A block of data.
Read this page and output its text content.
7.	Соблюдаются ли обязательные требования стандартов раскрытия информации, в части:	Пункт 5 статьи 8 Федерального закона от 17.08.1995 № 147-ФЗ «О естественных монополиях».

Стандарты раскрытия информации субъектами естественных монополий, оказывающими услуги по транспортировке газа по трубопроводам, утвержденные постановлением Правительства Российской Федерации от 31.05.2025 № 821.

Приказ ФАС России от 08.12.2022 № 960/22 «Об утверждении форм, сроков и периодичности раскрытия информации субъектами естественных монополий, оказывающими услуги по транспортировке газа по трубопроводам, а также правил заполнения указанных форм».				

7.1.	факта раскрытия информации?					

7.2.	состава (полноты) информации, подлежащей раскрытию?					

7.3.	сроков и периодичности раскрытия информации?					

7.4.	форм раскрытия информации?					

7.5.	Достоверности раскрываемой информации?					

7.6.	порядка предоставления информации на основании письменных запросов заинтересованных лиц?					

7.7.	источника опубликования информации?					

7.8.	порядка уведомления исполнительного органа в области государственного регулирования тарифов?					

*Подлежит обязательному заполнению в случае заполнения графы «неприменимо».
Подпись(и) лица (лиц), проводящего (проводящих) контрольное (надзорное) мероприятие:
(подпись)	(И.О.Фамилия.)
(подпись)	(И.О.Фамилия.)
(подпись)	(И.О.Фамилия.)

WRITTEN PROBLEM.
Copy all lines from the material that include "порядка".

SOLUTION TO THIS TASK.
7.6.	порядка предоставления информации на основании письменных запросов заинтересованных лиц?					
7.8.	порядка уведомления исполнительного органа в области государственного регулирования тарифов?					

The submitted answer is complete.